--- Start ---

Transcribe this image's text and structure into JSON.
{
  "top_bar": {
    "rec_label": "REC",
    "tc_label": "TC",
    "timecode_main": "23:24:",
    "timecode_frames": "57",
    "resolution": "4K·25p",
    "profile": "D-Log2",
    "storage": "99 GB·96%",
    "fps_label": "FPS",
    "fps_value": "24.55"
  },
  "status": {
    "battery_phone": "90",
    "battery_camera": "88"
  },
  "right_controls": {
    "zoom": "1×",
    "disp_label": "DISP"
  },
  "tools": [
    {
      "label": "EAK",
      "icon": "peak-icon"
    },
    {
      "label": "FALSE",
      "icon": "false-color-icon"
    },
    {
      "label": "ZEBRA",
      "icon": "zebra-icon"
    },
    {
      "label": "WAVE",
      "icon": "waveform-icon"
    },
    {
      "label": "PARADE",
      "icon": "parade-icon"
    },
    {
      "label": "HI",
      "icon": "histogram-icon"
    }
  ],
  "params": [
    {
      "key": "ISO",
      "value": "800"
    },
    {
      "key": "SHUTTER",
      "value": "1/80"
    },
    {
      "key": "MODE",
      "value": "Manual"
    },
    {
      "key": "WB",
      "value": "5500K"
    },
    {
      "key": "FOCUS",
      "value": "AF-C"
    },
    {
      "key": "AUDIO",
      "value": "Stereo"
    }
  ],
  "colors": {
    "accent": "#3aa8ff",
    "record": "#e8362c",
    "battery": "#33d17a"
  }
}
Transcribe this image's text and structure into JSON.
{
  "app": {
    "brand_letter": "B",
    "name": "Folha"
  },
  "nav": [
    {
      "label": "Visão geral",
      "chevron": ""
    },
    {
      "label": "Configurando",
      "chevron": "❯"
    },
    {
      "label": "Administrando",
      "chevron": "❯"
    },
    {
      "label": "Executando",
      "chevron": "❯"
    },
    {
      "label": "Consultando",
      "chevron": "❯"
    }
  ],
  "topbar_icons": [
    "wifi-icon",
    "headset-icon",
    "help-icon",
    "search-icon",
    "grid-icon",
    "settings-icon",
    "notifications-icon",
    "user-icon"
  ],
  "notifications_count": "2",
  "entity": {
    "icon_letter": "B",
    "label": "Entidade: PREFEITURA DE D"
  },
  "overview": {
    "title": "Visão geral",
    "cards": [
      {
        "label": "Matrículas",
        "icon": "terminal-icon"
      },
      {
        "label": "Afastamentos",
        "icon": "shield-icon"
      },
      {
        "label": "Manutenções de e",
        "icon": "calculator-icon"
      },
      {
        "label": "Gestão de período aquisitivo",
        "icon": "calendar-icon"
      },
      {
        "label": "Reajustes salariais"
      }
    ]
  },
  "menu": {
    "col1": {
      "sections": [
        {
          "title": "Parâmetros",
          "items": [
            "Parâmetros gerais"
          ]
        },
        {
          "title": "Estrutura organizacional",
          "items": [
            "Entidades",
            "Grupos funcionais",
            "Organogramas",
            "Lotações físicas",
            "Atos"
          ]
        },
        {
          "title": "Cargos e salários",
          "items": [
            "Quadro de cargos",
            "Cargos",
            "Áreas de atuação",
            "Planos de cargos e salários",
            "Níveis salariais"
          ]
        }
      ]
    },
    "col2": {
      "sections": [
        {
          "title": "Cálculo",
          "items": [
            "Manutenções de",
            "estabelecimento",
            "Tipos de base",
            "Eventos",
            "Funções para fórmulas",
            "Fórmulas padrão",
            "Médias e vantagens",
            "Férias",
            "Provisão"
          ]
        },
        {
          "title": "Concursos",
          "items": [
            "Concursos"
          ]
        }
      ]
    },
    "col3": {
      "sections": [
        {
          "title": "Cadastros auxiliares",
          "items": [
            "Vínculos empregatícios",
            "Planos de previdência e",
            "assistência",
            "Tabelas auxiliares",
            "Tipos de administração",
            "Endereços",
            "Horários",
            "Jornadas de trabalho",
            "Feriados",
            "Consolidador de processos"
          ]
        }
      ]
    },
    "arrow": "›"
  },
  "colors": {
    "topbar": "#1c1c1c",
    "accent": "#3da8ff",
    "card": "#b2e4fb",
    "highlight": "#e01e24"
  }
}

--- End ---

_BRIEF_
Print the listing above in full, exactly as it is.

_ANSWER IN FULL_
Transcribe this image's text and structure into JSON.
{
  "top_bar": {
    "rec_label": "REC",
    "tc_label": "TC",
    "timecode_main": "23:24:",
    "timecode_frames": "57",
    "resolution": "4K·25p",
    "profile": "D-Log2",
    "storage": "99 GB·96%",
    "fps_label": "FPS",
    "fps_value": "24.55"
  },
  "status": {
    "battery_phone": "90",
    "battery_camera": "88"
  },
  "right_controls": {
    "zoom": "1×",
    "disp_label": "DISP"
  },
  "tools": [
    {
      "label": "EAK",
      "icon": "peak-icon"
    },
    {
      "label": "FALSE",
      "icon": "false-color-icon"
    },
    {
      "label": "ZEBRA",
      "icon": "zebra-icon"
    },
    {
      "label": "WAVE",
      "icon": "waveform-icon"
    },
    {
      "label": "PARADE",
      "icon": "parade-icon"
    },
    {
      "label": "HI",
      "icon": "histogram-icon"
    }
  ],
  "params": [
    {
      "key": "ISO",
      "value": "800"
    },
    {
      "key": "SHUTTER",
      "value": "1/80"
    },
    {
      "key": "MODE",
      "value": "Manual"
    },
    {
      "key": "WB",
      "value": "5500K"
    },
    {
      "key": "FOCUS",
      "value": "AF-C"
    },
    {
      "key": "AUDIO",
      "value": "Stereo"
    }
  ],
  "colors": {
    "accent": "#3aa8ff",
    "record": "#e8362c",
    "battery": "#33d17a"
  }
}
Transcribe this image's text and structure into JSON.
{
  "app": {
    "brand_letter": "B",
    "name": "Folha"
  },
  "nav": [
    {
      "label": "Visão geral",
      "chevron": ""
    },
    {
      "label": "Configurando",
      "chevron": "❯"
    },
    {
      "label": "Administrando",
      "chevron": "❯"
    },
    {
      "label": "Executando",
      "chevron": "❯"
    },
    {
      "label": "Consultando",
      "chevron": "❯"
    }
  ],
  "topbar_icons": [
    "wifi-icon",
    "headset-icon",
    "help-icon",
    "search-icon",
    "grid-icon",
    "settings-icon",
    "notifications-icon",
    "user-icon"
  ],
  "notifications_count": "2",
  "entity": {
    "icon_letter": "B",
    "label": "Entidade: PREFEITURA DE D"
  },
  "overview": {
    "title": "Visão geral",
    "cards": [
      {
        "label": "Matrículas",
        "icon": "terminal-icon"
      },
      {
        "label": "Afastamentos",
        "icon": "shield-icon"
      },
      {
        "label": "Manutenções de e",
        "icon": "calculator-icon"
      },
      {
        "label": "Gestão de período aquisitivo",
        "icon": "calendar-icon"
      },
      {
        "label": "Reajustes salariais"
      }
    ]
  },
  "menu": {
    "col1": {
      "sections": [
        {
          "title": "Parâmetros",
          "items": [
            "Parâmetros gerais"
          ]
        },
        {
          "title": "Estrutura organizacional",
          "items": [
            "Entidades",
            "Grupos funcionais",
            "Organogramas",
            "Lotações físicas",
            "Atos"
          ]
        },
        {
          "title": "Cargos e salários",
          "items": [
            "Quadro de cargos",
            "Cargos",
            "Áreas de atuação",
            "Planos de cargos e salários",
            "Níveis salariais"
          ]
        }
      ]
    },
    "col2": {
      "sections": [
        {
          "title": "Cálculo",
          "items": [
            "Manutenções de",
            "estabelecimento",
            "Tipos de base",
            "Eventos",
            "Funções para fórmulas",
            "Fórmulas padrão",
            "Médias e vantagens",
            "Férias",
            "Provisão"
          ]
        },
        {
          "title": "Concursos",
          "items": [
            "Concursos"
          ]
        }
      ]
    },
    "col3": {
      "sections": [
        {
          "title": "Cadastros auxiliares",
          "items": [
            "Vínculos empregatícios",
            "Planos de previdência e",
            "assistência",
            "Tabelas auxiliares",
            "Tipos de administração",
            "Endereços",
            "Horários",
            "Jornadas de trabalho",
            "Feriados",
            "Consolidador de processos"
          ]
        }
      ]
    },
    "arrow": "›"
  },
  "colors": {
    "topbar": "#1c1c1c",
    "accent": "#3da8ff",
    "card": "#b2e4fb",
    "highlight": "#e01e24"
  }
}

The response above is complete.